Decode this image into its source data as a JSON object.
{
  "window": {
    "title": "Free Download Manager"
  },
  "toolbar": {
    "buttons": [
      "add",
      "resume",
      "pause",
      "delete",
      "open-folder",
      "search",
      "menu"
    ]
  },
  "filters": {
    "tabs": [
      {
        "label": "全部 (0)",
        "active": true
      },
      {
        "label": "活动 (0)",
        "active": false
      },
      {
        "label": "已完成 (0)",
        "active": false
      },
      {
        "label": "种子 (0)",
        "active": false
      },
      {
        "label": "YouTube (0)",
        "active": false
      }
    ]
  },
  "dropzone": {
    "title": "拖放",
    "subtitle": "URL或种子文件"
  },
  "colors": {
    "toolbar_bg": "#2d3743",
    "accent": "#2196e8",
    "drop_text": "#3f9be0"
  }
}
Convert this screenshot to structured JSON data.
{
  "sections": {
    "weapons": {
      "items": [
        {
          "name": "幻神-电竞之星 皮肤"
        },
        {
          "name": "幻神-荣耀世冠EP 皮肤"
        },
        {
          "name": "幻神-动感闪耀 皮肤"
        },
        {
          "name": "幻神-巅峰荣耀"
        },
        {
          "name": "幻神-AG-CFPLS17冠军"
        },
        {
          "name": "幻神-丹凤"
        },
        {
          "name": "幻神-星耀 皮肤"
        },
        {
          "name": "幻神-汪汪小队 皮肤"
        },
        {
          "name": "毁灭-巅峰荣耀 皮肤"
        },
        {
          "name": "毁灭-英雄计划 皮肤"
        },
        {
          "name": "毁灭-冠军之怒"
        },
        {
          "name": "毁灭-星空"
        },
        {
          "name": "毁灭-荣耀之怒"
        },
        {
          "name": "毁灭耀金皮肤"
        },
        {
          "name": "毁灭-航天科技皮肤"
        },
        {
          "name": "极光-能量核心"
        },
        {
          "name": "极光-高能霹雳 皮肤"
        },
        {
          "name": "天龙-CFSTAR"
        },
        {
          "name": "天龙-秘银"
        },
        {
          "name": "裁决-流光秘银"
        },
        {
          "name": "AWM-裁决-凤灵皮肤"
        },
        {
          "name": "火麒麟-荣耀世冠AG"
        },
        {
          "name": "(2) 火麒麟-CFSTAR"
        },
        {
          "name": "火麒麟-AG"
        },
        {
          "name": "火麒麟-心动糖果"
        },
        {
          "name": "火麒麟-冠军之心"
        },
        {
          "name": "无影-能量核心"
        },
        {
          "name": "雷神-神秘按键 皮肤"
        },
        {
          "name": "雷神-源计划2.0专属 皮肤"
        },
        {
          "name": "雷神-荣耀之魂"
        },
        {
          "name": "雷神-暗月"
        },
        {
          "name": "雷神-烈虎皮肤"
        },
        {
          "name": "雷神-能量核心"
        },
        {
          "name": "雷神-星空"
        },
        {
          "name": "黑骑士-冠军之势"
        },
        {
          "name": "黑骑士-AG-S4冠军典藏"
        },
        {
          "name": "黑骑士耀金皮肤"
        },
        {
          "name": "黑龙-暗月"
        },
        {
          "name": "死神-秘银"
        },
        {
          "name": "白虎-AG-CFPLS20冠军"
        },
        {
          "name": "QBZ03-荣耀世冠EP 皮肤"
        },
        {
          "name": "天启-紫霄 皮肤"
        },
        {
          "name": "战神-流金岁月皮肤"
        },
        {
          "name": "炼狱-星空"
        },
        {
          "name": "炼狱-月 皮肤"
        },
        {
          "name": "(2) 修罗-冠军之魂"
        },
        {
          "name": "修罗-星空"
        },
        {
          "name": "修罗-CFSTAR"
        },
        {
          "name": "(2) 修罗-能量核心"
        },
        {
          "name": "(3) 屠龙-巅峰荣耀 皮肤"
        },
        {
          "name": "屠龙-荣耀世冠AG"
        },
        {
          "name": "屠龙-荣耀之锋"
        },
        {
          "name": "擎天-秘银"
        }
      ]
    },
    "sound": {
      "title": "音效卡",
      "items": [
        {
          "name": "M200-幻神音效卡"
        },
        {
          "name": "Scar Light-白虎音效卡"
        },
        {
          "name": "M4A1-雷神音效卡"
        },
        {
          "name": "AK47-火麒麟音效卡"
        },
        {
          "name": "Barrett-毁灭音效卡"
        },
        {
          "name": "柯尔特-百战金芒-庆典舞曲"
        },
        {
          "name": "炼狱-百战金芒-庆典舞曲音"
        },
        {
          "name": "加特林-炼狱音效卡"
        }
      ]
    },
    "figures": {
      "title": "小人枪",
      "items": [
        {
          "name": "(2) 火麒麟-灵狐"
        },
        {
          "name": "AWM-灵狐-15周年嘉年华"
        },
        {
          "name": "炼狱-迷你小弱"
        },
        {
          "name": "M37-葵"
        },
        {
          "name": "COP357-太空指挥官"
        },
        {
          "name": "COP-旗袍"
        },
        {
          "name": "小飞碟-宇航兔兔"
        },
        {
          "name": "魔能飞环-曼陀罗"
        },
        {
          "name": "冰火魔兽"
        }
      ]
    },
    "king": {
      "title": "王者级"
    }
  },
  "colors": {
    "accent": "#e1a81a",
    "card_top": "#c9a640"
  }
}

=======

Identify the lines of the data that contain the word "JSON". Copy each of them.

* **Response to this task**
Decode this image into its source data as a JSON object.
Convert this screenshot to structured JSON data.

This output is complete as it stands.